_Short problem:_
Write out the listing exactly as it is given.

_Extracted records:_
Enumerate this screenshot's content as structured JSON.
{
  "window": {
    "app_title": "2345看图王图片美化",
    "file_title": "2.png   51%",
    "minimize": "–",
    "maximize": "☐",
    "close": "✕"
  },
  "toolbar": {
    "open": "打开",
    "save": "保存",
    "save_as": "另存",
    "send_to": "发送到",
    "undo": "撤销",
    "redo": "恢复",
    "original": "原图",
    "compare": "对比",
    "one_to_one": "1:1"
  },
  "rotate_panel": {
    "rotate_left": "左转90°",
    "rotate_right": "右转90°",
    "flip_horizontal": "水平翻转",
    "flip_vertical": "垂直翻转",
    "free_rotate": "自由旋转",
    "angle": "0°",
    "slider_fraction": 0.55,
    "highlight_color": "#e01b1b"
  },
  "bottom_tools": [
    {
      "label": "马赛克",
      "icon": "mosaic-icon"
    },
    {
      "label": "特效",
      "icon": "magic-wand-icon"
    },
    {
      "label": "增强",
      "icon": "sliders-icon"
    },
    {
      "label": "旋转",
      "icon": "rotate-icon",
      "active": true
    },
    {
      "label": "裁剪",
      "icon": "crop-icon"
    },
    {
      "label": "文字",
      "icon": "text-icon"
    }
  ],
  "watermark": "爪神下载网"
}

_Solved problem:_
Enumerate this screenshot's content as structured JSON.
{
  "window": {
    "app_title": "2345看图王图片美化",
    "file_title": "2.png   51%",
    "minimize": "–",
    "maximize": "☐",
    "close": "✕"
  },
  "toolbar": {
    "open": "打开",
    "save": "保存",
    "save_as": "另存",
    "send_to": "发送到",
    "undo": "撤销",
    "redo": "恢复",
    "original": "原图",
    "compare": "对比",
    "one_to_one": "1:1"
  },
  "rotate_panel": {
    "rotate_left": "左转90°",
    "rotate_right": "右转90°",
    "flip_horizontal": "水平翻转",
    "flip_vertical": "垂直翻转",
    "free_rotate": "自由旋转",
    "angle": "0°",
    "slider_fraction": 0.55,
    "highlight_color": "#e01b1b"
  },
  "bottom_tools": [
    {
      "label": "马赛克",
      "icon": "mosaic-icon"
    },
    {
      "label": "特效",
      "icon": "magic-wand-icon"
    },
    {
      "label": "增强",
      "icon": "sliders-icon"
    },
    {
      "label": "旋转",
      "icon": "rotate-icon",
      "active": true
    },
    {
      "label": "裁剪",
      "icon": "crop-icon"
    },
    {
      "label": "文字",
      "icon": "text-icon"
    }
  ],
  "watermark": "爪神下载网"
}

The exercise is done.